**LISTED ENTRIES**
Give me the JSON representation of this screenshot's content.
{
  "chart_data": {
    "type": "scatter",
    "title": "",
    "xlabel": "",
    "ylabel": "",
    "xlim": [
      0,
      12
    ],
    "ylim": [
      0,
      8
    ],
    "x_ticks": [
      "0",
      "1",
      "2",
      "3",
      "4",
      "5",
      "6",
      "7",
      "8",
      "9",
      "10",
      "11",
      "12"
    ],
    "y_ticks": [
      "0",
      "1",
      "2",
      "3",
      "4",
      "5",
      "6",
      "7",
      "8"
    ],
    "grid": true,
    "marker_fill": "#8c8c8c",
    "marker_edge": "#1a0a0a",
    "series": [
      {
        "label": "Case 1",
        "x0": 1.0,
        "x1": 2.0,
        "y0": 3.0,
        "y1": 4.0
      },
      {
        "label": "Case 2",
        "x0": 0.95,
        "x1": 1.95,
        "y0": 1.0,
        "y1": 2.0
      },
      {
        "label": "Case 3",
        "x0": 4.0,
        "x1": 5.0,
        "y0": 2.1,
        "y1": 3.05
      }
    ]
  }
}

**WHAT THIS TASK INVOLVES**
Every record should be repeated exactly; please leave none out.

**RESPONSE TO THIS TASK**
Give me the JSON representation of this screenshot's content.
{
  "chart_data": {
    "type": "scatter",
    "title": "",
    "xlabel": "",
    "ylabel": "",
    "xlim": [
      0,
      12
    ],
    "ylim": [
      0,
      8
    ],
    "x_ticks": [
      "0",
      "1",
      "2",
      "3",
      "4",
      "5",
      "6",
      "7",
      "8",
      "9",
      "10",
      "11",
      "12"
    ],
    "y_ticks": [
      "0",
      "1",
      "2",
      "3",
      "4",
      "5",
      "6",
      "7",
      "8"
    ],
    "grid": true,
    "marker_fill": "#8c8c8c",
    "marker_edge": "#1a0a0a",
    "series": [
      {
        "label": "Case 1",
        "x0": 1.0,
        "x1": 2.0,
        "y0": 3.0,
        "y1": 4.0
      },
      {
        "label": "Case 2",
        "x0": 0.95,
        "x1": 1.95,
        "y0": 1.0,
        "y1": 2.0
      },
      {
        "label": "Case 3",
        "x0": 4.0,
        "x1": 5.0,
        "y0": 2.1,
        "y1": 3.05
      }
    ]
  }
}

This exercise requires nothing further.